WHAT THE TASK REQUIRES: The entries below should be given again exactly, minus their pictures.

MATERIAL SUPPLIED:

┌──

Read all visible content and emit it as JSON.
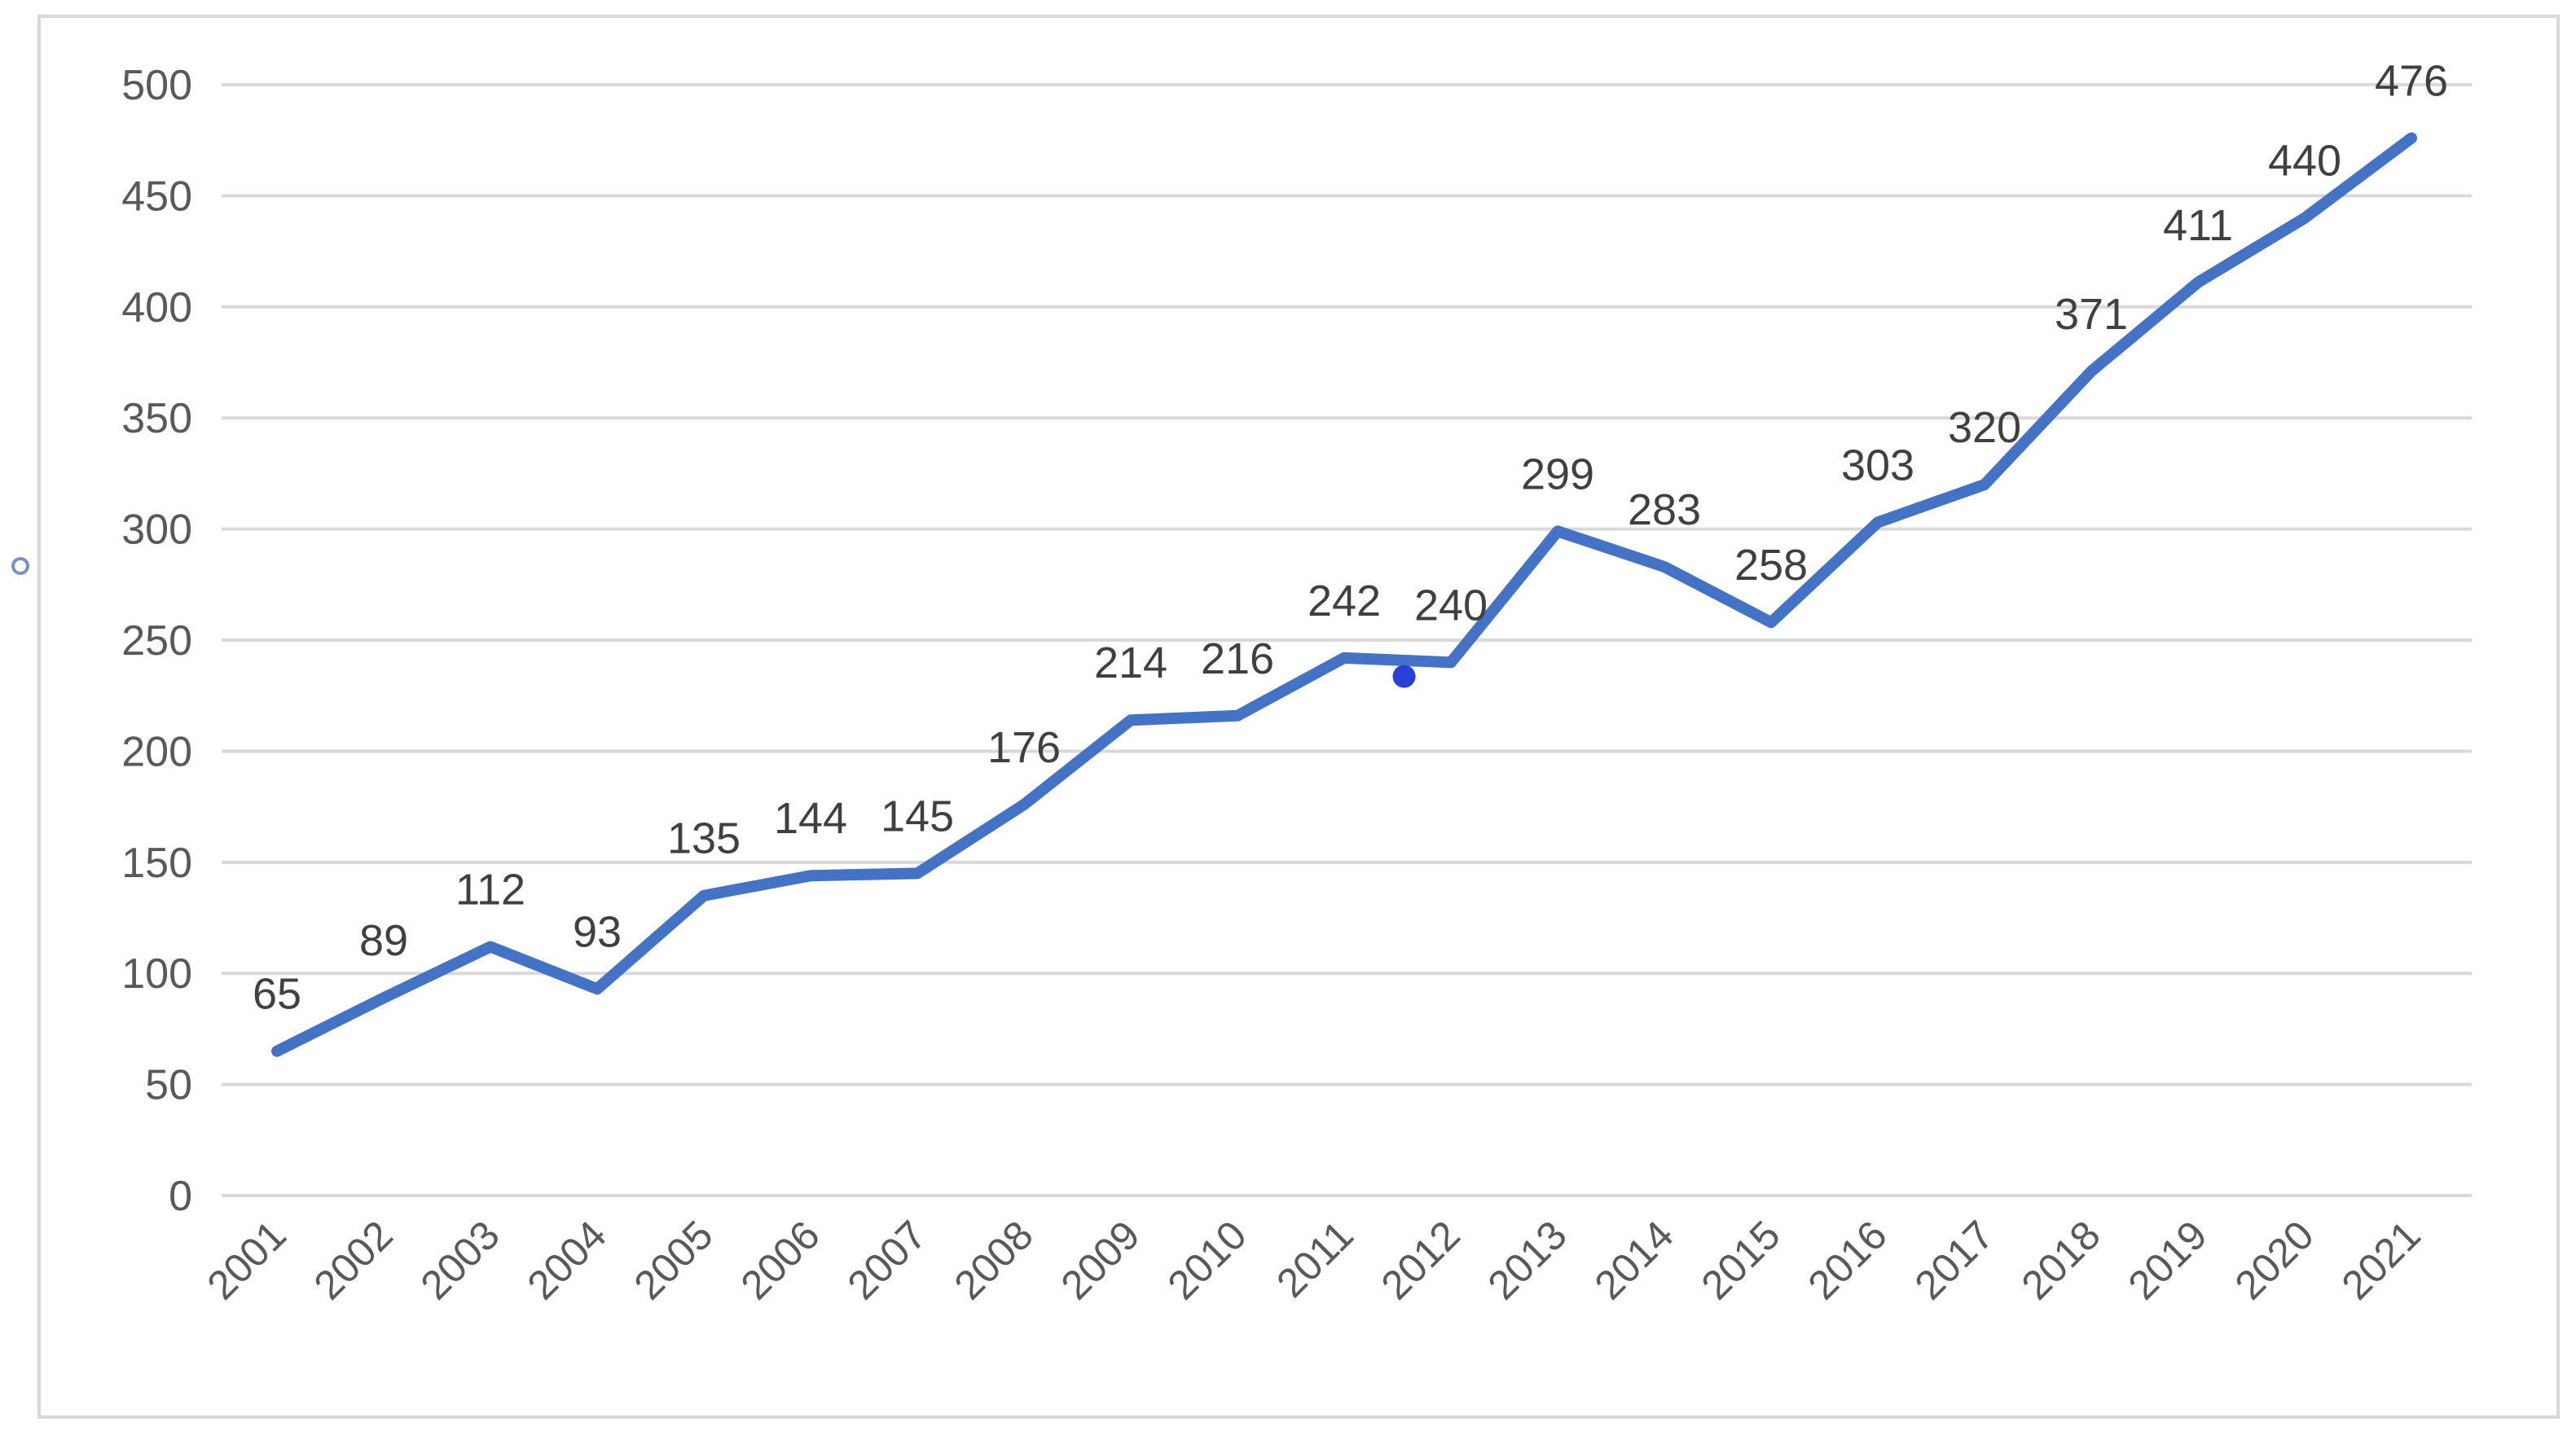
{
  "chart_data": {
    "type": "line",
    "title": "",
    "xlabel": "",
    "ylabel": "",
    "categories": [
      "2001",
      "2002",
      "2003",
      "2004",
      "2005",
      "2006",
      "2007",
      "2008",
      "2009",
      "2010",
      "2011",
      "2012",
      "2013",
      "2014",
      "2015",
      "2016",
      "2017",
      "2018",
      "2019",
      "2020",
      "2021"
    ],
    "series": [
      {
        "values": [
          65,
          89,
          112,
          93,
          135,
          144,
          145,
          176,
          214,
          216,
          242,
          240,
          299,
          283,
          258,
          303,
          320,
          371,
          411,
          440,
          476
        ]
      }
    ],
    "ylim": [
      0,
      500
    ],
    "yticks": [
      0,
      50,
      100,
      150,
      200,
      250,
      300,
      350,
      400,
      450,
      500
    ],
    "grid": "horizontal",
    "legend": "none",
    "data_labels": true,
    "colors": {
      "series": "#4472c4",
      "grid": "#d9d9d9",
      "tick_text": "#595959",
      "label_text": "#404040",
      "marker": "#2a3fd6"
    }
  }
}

└──

SOLUTION FOR THIS EXERCISE:
Read all visible content and emit it as JSON.
{
  "chart_data": {
    "type": "line",
    "title": "",
    "xlabel": "",
    "ylabel": "",
    "categories": [
      "2001",
      "2002",
      "2003",
      "2004",
      "2005",
      "2006",
      "2007",
      "2008",
      "2009",
      "2010",
      "2011",
      "2012",
      "2013",
      "2014",
      "2015",
      "2016",
      "2017",
      "2018",
      "2019",
      "2020",
      "2021"
    ],
    "series": [
      {
        "values": [
          65,
          89,
          112,
          93,
          135,
          144,
          145,
          176,
          214,
          216,
          242,
          240,
          299,
          283,
          258,
          303,
          320,
          371,
          411,
          440,
          476
        ]
      }
    ],
    "ylim": [
      0,
      500
    ],
    "yticks": [
      0,
      50,
      100,
      150,
      200,
      250,
      300,
      350,
      400,
      450,
      500
    ],
    "grid": "horizontal",
    "legend": "none",
    "data_labels": true,
    "colors": {
      "series": "#4472c4",
      "grid": "#d9d9d9",
      "tick_text": "#595959",
      "label_text": "#404040",
      "marker": "#2a3fd6"
    }
  }
}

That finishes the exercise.